> [EXERCISE DESCRIPTION]
Copy down all of the data underneath, exactly as shown.

> [ENTRIES PROVIDED]
- - -
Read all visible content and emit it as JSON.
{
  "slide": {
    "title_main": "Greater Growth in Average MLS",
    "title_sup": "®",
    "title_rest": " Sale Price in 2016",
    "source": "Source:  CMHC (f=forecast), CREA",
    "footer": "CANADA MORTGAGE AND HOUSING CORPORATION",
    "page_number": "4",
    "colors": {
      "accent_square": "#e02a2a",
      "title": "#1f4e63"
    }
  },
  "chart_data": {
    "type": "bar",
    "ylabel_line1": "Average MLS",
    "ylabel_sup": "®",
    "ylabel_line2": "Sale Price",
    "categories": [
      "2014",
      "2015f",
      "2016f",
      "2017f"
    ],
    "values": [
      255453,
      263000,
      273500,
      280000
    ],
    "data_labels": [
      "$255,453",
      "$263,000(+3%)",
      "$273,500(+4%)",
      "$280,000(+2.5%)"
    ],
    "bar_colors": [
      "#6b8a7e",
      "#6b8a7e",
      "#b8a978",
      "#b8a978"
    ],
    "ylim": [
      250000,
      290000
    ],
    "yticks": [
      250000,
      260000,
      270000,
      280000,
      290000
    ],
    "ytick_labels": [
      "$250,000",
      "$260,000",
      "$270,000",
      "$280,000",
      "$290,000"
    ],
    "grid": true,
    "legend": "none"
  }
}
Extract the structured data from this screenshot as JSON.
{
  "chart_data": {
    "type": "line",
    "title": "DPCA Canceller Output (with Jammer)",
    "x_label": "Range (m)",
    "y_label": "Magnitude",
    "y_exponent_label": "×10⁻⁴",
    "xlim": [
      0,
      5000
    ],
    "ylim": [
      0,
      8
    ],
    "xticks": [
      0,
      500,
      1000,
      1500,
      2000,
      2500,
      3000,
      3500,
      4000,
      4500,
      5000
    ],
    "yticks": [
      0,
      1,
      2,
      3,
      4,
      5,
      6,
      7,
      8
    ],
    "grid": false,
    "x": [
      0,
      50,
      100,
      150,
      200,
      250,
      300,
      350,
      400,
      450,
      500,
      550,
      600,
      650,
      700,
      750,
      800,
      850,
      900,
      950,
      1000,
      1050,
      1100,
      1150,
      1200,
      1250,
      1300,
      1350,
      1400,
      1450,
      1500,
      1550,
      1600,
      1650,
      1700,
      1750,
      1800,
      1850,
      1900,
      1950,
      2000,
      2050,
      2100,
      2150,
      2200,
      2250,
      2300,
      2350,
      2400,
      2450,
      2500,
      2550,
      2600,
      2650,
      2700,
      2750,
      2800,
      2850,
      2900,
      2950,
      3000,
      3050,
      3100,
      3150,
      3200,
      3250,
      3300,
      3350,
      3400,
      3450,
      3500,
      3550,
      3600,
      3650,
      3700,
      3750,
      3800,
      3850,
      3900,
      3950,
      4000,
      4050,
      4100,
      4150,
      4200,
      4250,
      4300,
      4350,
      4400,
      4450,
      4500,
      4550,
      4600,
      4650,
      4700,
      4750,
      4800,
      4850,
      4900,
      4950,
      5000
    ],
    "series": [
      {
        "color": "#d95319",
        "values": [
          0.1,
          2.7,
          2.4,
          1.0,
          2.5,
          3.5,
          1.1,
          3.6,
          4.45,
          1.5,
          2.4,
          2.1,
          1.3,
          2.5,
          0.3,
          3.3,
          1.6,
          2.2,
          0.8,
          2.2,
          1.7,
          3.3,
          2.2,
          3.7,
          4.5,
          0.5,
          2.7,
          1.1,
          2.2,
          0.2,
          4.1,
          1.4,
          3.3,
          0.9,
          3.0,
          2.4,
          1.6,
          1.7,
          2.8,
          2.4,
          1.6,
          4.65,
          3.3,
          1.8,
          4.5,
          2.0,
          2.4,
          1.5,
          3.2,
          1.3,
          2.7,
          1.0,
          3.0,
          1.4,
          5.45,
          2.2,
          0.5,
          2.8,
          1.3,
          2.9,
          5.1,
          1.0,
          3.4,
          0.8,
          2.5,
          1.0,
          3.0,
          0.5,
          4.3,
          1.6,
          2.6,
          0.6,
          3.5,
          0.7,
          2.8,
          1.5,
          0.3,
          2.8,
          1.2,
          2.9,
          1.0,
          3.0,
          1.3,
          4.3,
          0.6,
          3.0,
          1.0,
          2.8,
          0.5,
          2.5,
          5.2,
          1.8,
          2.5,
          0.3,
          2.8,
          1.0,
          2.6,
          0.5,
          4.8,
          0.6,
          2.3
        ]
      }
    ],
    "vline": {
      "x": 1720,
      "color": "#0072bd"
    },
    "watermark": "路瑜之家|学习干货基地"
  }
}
- - -
> [SOLUTION TO THIS TASK]
Read all visible content and emit it as JSON.
{
  "slide": {
    "title_main": "Greater Growth in Average MLS",
    "title_sup": "®",
    "title_rest": " Sale Price in 2016",
    "source": "Source:  CMHC (f=forecast), CREA",
    "footer": "CANADA MORTGAGE AND HOUSING CORPORATION",
    "page_number": "4",
    "colors": {
      "accent_square": "#e02a2a",
      "title": "#1f4e63"
    }
  },
  "chart_data": {
    "type": "bar",
    "ylabel_line1": "Average MLS",
    "ylabel_sup": "®",
    "ylabel_line2": "Sale Price",
    "categories": [
      "2014",
      "2015f",
      "2016f",
      "2017f"
    ],
    "values": [
      255453,
      263000,
      273500,
      280000
    ],
    "data_labels": [
      "$255,453",
      "$263,000(+3%)",
      "$273,500(+4%)",
      "$280,000(+2.5%)"
    ],
    "bar_colors": [
      "#6b8a7e",
      "#6b8a7e",
      "#b8a978",
      "#b8a978"
    ],
    "ylim": [
      250000,
      290000
    ],
    "yticks": [
      250000,
      260000,
      270000,
      280000,
      290000
    ],
    "ytick_labels": [
      "$250,000",
      "$260,000",
      "$270,000",
      "$280,000",
      "$290,000"
    ],
    "grid": true,
    "legend": "none"
  }
}
Extract the structured data from this screenshot as JSON.
{
  "chart_data": {
    "type": "line",
    "title": "DPCA Canceller Output (with Jammer)",
    "x_label": "Range (m)",
    "y_label": "Magnitude",
    "y_exponent_label": "×10⁻⁴",
    "xlim": [
      0,
      5000
    ],
    "ylim": [
      0,
      8
    ],
    "xticks": [
      0,
      500,
      1000,
      1500,
      2000,
      2500,
      3000,
      3500,
      4000,
      4500,
      5000
    ],
    "yticks": [
      0,
      1,
      2,
      3,
      4,
      5,
      6,
      7,
      8
    ],
    "grid": false,
    "x": [
      0,
      50,
      100,
      150,
      200,
      250,
      300,
      350,
      400,
      450,
      500,
      550,
      600,
      650,
      700,
      750,
      800,
      850,
      900,
      950,
      1000,
      1050,
      1100,
      1150,
      1200,
      1250,
      1300,
      1350,
      1400,
      1450,
      1500,
      1550,
      1600,
      1650,
      1700,
      1750,
      1800,
      1850,
      1900,
      1950,
      2000,
      2050,
      2100,
      2150,
      2200,
      2250,
      2300,
      2350,
      2400,
      2450,
      2500,
      2550,
      2600,
      2650,
      2700,
      2750,
      2800,
      2850,
      2900,
      2950,
      3000,
      3050,
      3100,
      3150,
      3200,
      3250,
      3300,
      3350,
      3400,
      3450,
      3500,
      3550,
      3600,
      3650,
      3700,
      3750,
      3800,
      3850,
      3900,
      3950,
      4000,
      4050,
      4100,
      4150,
      4200,
      4250,
      4300,
      4350,
      4400,
      4450,
      4500,
      4550,
      4600,
      4650,
      4700,
      4750,
      4800,
      4850,
      4900,
      4950,
      5000
    ],
    "series": [
      {
        "color": "#d95319",
        "values": [
          0.1,
          2.7,
          2.4,
          1.0,
          2.5,
          3.5,
          1.1,
          3.6,
          4.45,
          1.5,
          2.4,
          2.1,
          1.3,
          2.5,
          0.3,
          3.3,
          1.6,
          2.2,
          0.8,
          2.2,
          1.7,
          3.3,
          2.2,
          3.7,
          4.5,
          0.5,
          2.7,
          1.1,
          2.2,
          0.2,
          4.1,
          1.4,
          3.3,
          0.9,
          3.0,
          2.4,
          1.6,
          1.7,
          2.8,
          2.4,
          1.6,
          4.65,
          3.3,
          1.8,
          4.5,
          2.0,
          2.4,
          1.5,
          3.2,
          1.3,
          2.7,
          1.0,
          3.0,
          1.4,
          5.45,
          2.2,
          0.5,
          2.8,
          1.3,
          2.9,
          5.1,
          1.0,
          3.4,
          0.8,
          2.5,
          1.0,
          3.0,
          0.5,
          4.3,
          1.6,
          2.6,
          0.6,
          3.5,
          0.7,
          2.8,
          1.5,
          0.3,
          2.8,
          1.2,
          2.9,
          1.0,
          3.0,
          1.3,
          4.3,
          0.6,
          3.0,
          1.0,
          2.8,
          0.5,
          2.5,
          5.2,
          1.8,
          2.5,
          0.3,
          2.8,
          1.0,
          2.6,
          0.5,
          4.8,
          0.6,
          2.3
        ]
      }
    ],
    "vline": {
      "x": 1720,
      "color": "#0072bd"
    },
    "watermark": "路瑜之家|学习干货基地"
  }
}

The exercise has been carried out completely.